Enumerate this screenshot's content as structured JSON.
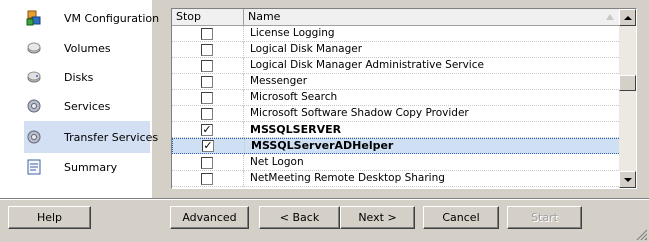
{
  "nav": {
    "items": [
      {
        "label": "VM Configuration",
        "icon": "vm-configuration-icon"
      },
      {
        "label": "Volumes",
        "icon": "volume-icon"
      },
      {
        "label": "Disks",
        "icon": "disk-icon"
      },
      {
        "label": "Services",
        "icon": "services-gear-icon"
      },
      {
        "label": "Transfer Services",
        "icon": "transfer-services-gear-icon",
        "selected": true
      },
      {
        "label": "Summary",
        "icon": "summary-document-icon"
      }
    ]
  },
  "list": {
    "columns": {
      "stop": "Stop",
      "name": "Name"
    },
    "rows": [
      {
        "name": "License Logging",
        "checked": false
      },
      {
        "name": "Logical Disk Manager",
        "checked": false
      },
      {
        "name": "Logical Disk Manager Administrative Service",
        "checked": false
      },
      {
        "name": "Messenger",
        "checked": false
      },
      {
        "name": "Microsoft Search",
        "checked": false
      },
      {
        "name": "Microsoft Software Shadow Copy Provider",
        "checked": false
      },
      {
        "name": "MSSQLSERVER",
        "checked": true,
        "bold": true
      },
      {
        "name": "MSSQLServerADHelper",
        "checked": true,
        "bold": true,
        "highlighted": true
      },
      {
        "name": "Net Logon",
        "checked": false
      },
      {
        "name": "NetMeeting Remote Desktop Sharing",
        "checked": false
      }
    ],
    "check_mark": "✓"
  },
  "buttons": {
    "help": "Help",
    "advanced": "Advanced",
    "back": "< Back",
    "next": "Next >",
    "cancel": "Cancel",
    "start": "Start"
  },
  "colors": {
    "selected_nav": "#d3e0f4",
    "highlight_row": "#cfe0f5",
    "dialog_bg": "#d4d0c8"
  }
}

Exercise details: Using the listing above, pull out all lines that hold the word "Microsoft".

Exercise solution:
        "name": "Microsoft Search",
        "name": "Microsoft Software Shadow Copy Provider",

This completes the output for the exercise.